二郎さんは好きなシンガーではありますが、アルバムを揃えるほどではない
でもたまにはしみじみ聴きたいという微妙な位置にいる人で
そういう人の歌はベストアルバムを買うに限るのです

  ずっと前に二郎さんのヒット曲集のカセットを買ったことがあるけど
  結婚した頃から行方不明になってしまった

実は、二郎さんのCDは「30周年記念ライブ」のものも持っているのです
これはライブですから当然のことながら
古い歌も新しい歌も、10年前の二郎さんが唄っているわけです
二郎さんって確かに歌はうまいんだけど
年を追うごとに「作っている」という感じが強まってきているんですね
節回しというかビブラートがすごく強調されて
良く言えば独特の魅力なのですが
悪く言えば自分の声に酔っている、と言えなくも無いのですね

そういう意味で「30周年記念ライブ」盤はクセがあって
初めて二郎さんを聴く人の中には拒絶反応を示す人もいるのではないかな
と余計なことを思ってしまうのです

その点この「40周年記念ベストアルバム」は当時の録音をそのまま使っているので
あの時この時の二郎さんや、そしてそれを聴いていた自分と再会できるのであります

って、ワタクシそれほど熱心なファンではなかったから
54曲収録されている中で(うち3曲は新曲)

========================================================================

**課題内容:**
上にある二郎さんのベストアルバムについての文章を、最後の行の後から書き継いでください。

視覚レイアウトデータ
========================================================================

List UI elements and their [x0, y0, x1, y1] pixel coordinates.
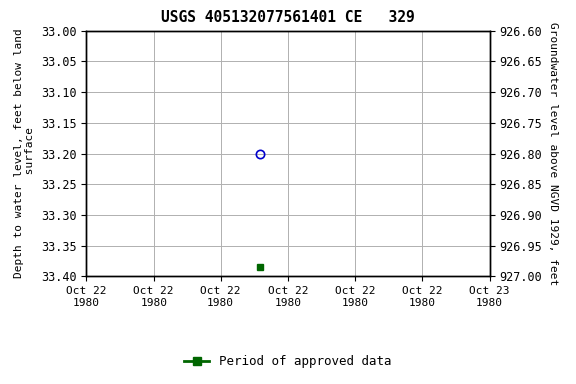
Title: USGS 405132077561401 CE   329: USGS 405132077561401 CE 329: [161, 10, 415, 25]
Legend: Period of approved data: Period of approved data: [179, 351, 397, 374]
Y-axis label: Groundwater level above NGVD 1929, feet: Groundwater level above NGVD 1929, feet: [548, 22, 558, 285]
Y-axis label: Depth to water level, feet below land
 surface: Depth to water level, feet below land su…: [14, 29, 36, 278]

========================================================================

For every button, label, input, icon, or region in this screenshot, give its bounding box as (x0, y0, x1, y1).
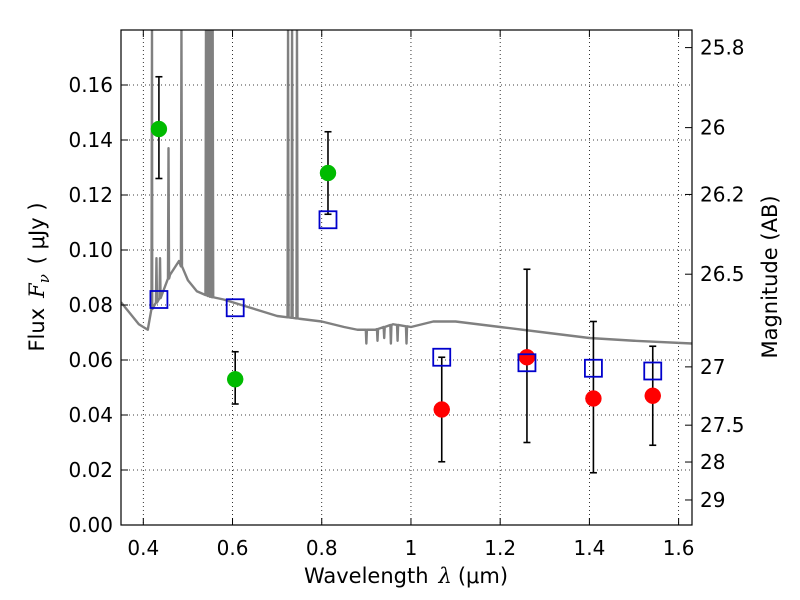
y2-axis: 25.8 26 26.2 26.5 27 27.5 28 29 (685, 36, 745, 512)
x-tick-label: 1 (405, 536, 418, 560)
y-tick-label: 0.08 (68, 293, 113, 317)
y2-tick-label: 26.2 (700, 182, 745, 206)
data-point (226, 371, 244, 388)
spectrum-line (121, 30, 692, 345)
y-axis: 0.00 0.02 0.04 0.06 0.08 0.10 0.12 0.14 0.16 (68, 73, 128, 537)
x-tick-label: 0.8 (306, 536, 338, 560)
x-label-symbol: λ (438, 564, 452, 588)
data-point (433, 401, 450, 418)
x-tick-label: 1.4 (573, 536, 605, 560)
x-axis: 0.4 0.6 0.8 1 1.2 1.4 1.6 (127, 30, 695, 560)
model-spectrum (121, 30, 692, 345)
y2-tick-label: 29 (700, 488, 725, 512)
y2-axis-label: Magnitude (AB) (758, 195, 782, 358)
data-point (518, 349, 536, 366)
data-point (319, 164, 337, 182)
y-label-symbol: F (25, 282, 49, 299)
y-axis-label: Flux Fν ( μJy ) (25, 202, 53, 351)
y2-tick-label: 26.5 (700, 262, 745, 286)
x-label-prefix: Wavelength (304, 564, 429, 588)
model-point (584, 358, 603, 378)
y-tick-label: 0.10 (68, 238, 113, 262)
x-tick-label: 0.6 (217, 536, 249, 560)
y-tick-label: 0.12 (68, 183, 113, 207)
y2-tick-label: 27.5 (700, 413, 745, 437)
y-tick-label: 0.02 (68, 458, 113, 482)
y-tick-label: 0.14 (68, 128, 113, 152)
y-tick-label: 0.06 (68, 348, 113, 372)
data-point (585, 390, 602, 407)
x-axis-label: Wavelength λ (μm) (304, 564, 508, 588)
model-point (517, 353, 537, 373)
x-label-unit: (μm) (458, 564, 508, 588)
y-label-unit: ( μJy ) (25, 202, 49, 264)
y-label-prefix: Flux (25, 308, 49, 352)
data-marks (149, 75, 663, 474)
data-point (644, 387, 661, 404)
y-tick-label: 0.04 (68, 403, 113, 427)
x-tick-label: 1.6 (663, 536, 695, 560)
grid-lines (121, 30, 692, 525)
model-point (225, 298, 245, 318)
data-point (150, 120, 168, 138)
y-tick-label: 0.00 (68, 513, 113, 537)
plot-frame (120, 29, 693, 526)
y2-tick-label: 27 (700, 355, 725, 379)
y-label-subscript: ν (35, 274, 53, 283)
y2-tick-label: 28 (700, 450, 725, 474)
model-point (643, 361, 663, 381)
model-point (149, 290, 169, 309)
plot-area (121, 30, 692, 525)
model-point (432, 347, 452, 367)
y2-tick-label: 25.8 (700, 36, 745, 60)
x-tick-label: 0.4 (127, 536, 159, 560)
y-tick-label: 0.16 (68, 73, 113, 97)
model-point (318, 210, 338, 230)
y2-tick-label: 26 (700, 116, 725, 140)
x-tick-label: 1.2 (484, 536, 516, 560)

========================================================================

**解答例:**
知ってた曲は10数曲しかありませんでしたが (^^ゞ

というわけでワタクシが知っている曲は網羅されていると思ったら
好きな歌ベスト3に入れたいあの歌が収録されていませんでした
…『ユメカシーラ』じゃありませんよ
    あれはどちらかというとナターシャーの持ち歌でしょう
『あの愛の歌を今唄いたい』…どうしてこれが収録されなかったのだろう
二郎さんの男っぽさと優しさがうまく表現されている名曲だと思うのだけど


で、この歌を知らないという人のために
フルコーラスで聴けるサイトを(こちらから一方的に)紹介します
『オタク社長はヤケクソをタッパーに詰めて、やはり放浪する。』
という長い題名のブログの記事中にあるのですが
あらかじめ申し上げておきますと、歌っているのは二郎さんではありません
ブログ主のオタク社長その人なのです。が、
最近ワタクシはオタク社長の歌にハマッているのです

この人、ナターシャー・セブンの歌を得意としているようなのですが
二郎さんの歌を唄うのを聴いて気がつきました
ナターシャーや二郎さんの歌を唄いながら
実は、きたやまおさむさんに似ているんだ、と
甲高い声で、それがときどき鼻にかかったようになってしまうことや
丁寧に唄っているようにも投げやりに唄っているようにも聞こえるところなんか
きたやまさんを彷彿とさせるのですね

自分も夜更けにギターを抱えて、こうやって唄えたら...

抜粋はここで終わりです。